Stored items
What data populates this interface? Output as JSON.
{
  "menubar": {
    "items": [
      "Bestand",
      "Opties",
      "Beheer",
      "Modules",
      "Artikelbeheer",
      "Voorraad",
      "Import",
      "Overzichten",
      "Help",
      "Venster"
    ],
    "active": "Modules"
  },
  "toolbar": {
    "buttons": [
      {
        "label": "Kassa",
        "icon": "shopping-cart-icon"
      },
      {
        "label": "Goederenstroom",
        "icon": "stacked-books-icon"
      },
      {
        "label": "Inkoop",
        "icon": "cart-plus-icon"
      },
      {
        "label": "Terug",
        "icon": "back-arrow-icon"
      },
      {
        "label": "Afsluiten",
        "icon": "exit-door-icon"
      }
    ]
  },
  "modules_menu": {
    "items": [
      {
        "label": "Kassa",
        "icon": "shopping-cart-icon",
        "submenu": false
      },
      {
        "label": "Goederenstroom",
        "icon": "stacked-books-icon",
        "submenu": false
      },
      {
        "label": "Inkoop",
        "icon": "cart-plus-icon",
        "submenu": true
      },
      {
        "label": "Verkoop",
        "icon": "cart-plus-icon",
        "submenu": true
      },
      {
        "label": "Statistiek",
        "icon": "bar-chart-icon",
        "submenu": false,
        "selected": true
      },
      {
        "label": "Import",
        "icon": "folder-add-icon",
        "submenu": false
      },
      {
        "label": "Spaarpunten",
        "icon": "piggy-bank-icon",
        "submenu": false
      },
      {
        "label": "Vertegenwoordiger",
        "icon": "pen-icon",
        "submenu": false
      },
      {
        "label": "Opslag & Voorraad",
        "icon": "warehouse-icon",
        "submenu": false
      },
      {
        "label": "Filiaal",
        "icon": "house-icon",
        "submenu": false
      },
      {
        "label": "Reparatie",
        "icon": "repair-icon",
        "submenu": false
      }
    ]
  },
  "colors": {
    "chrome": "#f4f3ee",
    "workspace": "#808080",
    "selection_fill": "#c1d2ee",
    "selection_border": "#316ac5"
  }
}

• **Exercise brief**
Extract the listing in its entirety and repeat it exactly.

• **Correct result**
What data populates this interface? Output as JSON.
{
  "menubar": {
    "items": [
      "Bestand",
      "Opties",
      "Beheer",
      "Modules",
      "Artikelbeheer",
      "Voorraad",
      "Import",
      "Overzichten",
      "Help",
      "Venster"
    ],
    "active": "Modules"
  },
  "toolbar": {
    "buttons": [
      {
        "label": "Kassa",
        "icon": "shopping-cart-icon"
      },
      {
        "label": "Goederenstroom",
        "icon": "stacked-books-icon"
      },
      {
        "label": "Inkoop",
        "icon": "cart-plus-icon"
      },
      {
        "label": "Terug",
        "icon": "back-arrow-icon"
      },
      {
        "label": "Afsluiten",
        "icon": "exit-door-icon"
      }
    ]
  },
  "modules_menu": {
    "items": [
      {
        "label": "Kassa",
        "icon": "shopping-cart-icon",
        "submenu": false
      },
      {
        "label": "Goederenstroom",
        "icon": "stacked-books-icon",
        "submenu": false
      },
      {
        "label": "Inkoop",
        "icon": "cart-plus-icon",
        "submenu": true
      },
      {
        "label": "Verkoop",
        "icon": "cart-plus-icon",
        "submenu": true
      },
      {
        "label": "Statistiek",
        "icon": "bar-chart-icon",
        "submenu": false,
        "selected": true
      },
      {
        "label": "Import",
        "icon": "folder-add-icon",
        "submenu": false
      },
      {
        "label": "Spaarpunten",
        "icon": "piggy-bank-icon",
        "submenu": false
      },
      {
        "label": "Vertegenwoordiger",
        "icon": "pen-icon",
        "submenu": false
      },
      {
        "label": "Opslag & Voorraad",
        "icon": "warehouse-icon",
        "submenu": false
      },
      {
        "label": "Filiaal",
        "icon": "house-icon",
        "submenu": false
      },
      {
        "label": "Reparatie",
        "icon": "repair-icon",
        "submenu": false
      }
    ]
  },
  "colors": {
    "chrome": "#f4f3ee",
    "workspace": "#808080",
    "selection_fill": "#c1d2ee",
    "selection_border": "#316ac5"
  }
}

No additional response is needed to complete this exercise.